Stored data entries
········
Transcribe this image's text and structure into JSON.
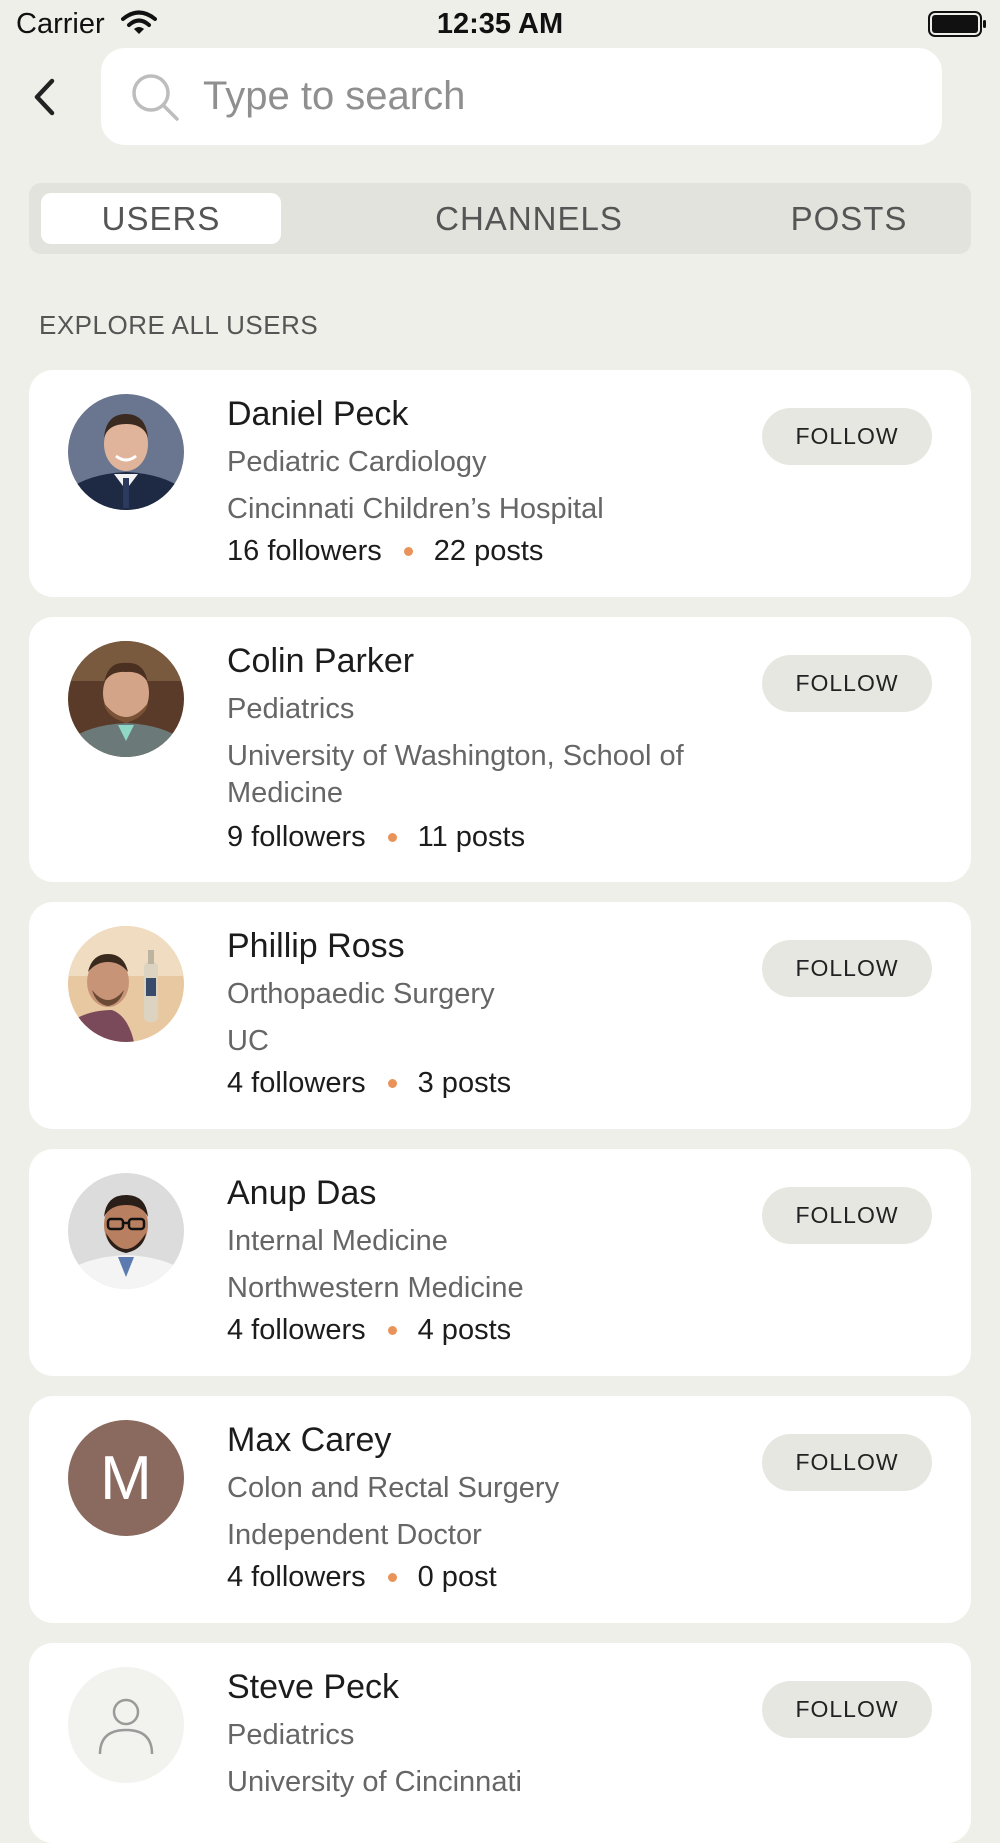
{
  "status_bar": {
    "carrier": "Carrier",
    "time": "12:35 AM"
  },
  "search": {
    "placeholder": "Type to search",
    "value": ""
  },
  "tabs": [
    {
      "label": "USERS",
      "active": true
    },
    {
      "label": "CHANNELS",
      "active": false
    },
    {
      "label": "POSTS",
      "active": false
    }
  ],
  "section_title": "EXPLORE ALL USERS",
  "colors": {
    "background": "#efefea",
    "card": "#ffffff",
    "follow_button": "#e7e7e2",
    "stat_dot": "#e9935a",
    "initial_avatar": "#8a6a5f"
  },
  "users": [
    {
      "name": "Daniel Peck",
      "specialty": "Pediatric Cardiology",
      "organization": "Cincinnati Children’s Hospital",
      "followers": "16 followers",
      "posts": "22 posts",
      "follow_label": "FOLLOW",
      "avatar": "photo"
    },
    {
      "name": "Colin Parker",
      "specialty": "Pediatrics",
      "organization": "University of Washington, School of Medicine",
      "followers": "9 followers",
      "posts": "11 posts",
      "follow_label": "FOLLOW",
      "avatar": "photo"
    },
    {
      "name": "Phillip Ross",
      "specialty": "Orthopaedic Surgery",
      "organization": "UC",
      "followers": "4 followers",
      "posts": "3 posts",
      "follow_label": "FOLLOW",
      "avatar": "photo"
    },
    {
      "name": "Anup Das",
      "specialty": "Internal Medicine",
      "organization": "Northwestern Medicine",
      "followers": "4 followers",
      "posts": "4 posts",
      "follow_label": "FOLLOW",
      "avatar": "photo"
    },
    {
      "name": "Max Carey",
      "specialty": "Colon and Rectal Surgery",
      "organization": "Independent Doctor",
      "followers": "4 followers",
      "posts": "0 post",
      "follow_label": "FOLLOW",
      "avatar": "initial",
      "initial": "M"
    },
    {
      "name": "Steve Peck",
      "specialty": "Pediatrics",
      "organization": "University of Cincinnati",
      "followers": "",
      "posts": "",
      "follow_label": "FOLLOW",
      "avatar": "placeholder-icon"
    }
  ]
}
········
▶ **What is being asked**
State, as a number only, how many lines in the entries include "specialty".

▶ **Expected answer**
6